• _Records provided_:
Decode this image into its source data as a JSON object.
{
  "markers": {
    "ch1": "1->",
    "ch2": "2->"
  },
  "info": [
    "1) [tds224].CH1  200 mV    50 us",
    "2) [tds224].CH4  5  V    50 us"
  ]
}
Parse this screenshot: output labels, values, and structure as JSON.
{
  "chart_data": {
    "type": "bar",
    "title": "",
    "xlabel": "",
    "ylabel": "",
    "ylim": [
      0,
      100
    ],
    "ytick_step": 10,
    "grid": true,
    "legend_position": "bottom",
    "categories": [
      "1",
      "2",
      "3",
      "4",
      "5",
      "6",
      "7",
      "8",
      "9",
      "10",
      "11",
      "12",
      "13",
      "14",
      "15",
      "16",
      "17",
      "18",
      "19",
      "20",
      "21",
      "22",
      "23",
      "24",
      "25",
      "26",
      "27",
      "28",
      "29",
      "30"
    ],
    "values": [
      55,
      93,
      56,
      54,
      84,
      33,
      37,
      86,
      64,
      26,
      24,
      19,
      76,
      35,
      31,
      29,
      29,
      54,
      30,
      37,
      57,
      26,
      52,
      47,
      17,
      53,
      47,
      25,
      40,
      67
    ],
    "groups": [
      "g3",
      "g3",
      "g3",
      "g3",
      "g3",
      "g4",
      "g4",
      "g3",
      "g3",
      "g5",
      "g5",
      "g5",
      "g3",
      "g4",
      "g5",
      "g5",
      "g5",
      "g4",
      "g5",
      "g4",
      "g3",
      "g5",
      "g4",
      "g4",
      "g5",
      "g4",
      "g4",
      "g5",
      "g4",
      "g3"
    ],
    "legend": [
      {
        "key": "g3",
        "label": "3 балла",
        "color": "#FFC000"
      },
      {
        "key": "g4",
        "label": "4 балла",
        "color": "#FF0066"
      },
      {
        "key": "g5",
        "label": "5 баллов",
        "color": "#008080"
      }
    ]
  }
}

• _Goal of the exercise_: Locate all lines in the listing above with the word "this". Copy them.

• _Full solution_:
Decode this image into its source data as a JSON object.
Parse this screenshot: output labels, values, and structure as JSON.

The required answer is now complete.